▸ Materials provided:
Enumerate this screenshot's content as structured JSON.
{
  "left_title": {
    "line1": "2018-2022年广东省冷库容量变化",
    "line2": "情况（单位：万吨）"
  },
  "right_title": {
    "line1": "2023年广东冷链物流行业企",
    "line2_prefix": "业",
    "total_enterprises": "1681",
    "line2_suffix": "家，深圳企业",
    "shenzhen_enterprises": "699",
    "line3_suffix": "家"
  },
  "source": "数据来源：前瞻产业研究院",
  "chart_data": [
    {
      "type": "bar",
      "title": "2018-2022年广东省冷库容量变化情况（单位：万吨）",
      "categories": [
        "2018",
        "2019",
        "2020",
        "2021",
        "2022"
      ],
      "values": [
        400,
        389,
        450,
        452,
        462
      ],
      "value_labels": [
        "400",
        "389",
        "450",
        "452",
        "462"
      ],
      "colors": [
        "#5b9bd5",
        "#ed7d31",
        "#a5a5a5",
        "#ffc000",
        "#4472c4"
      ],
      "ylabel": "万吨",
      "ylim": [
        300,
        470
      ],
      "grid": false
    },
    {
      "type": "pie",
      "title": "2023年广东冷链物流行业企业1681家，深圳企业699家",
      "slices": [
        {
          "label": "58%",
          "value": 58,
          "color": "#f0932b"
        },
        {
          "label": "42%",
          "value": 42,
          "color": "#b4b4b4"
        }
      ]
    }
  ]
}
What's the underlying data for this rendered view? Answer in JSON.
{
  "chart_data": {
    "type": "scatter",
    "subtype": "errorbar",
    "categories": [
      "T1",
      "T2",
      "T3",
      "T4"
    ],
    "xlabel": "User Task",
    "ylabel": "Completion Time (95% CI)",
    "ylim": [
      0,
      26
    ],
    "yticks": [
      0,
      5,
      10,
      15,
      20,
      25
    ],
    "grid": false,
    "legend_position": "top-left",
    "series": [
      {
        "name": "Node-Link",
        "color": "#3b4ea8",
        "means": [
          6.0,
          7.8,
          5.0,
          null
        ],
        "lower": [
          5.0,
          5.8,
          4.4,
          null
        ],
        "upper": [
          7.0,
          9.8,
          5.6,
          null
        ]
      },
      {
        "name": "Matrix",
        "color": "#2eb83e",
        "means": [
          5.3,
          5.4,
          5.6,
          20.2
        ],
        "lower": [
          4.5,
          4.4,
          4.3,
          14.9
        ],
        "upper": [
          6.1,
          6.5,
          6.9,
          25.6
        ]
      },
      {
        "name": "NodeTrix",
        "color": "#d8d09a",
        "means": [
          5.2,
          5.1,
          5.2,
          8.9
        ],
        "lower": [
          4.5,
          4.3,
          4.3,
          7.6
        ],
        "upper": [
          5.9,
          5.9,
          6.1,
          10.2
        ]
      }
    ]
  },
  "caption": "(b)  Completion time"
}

▸ Exercise aim:
Only a number is needed: how many lines of the material above contain "Completion"?

▸ Exercise result:
2